- _Given problem_: Spot each line that carries the word "申报家庭原为实物配租"; copy those lines.

- _Records for the exercise_:
══════════
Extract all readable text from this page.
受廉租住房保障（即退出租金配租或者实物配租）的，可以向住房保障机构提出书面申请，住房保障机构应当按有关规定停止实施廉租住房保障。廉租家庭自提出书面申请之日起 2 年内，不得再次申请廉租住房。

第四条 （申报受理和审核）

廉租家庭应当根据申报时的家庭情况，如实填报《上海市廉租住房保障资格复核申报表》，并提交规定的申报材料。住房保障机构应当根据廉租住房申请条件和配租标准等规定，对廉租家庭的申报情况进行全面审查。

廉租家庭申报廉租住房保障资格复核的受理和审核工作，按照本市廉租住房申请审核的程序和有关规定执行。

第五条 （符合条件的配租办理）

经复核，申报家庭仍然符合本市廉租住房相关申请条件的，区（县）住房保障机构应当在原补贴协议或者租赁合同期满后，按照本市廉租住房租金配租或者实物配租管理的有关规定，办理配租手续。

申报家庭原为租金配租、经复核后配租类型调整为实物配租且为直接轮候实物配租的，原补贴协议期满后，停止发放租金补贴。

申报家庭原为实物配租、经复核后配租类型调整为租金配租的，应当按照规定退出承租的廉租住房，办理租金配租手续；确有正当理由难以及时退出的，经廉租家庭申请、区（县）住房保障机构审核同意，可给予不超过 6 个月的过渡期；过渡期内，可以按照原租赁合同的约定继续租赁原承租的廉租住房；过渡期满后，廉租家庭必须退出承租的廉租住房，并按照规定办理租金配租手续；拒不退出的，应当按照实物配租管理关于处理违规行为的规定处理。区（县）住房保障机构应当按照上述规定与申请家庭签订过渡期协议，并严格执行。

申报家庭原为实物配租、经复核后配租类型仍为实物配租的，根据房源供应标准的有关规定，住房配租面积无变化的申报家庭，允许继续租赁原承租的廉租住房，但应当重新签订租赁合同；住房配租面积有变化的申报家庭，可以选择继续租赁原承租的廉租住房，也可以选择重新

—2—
══════════
- _The output_:
申报家庭原为实物配租、经复核后配租类型调整为租金配租的，应当按照规定退出承租的廉租住房，办理租金配租手续；确有正当理由难以及时退出的，经廉租家庭申请、区（县）住房保障机构审核同意，可给予不超过 6 个月的过渡期；过渡期内，可以按照原租赁合同的约定继续租赁原承租的廉租住房；过渡期满后，廉租家庭必须退出承租的廉租住房，并按照规定办理租金配租手续；拒不退出的，应当按照实物配租管理关于处理违规行为的规定处理。区（县）住房保障机构应当按照上述规定与申请家庭签订过渡期协议，并严格执行。
申报家庭原为实物配租、经复核后配租类型仍为实物配租的，根据房源供应标准的有关规定，住房配租面积无变化的申报家庭，允许继续租赁原承租的廉租住房，但应当重新签订租赁合同；住房配租面积有变化的申报家庭，可以选择继续租赁原承租的廉租住房，也可以选择重新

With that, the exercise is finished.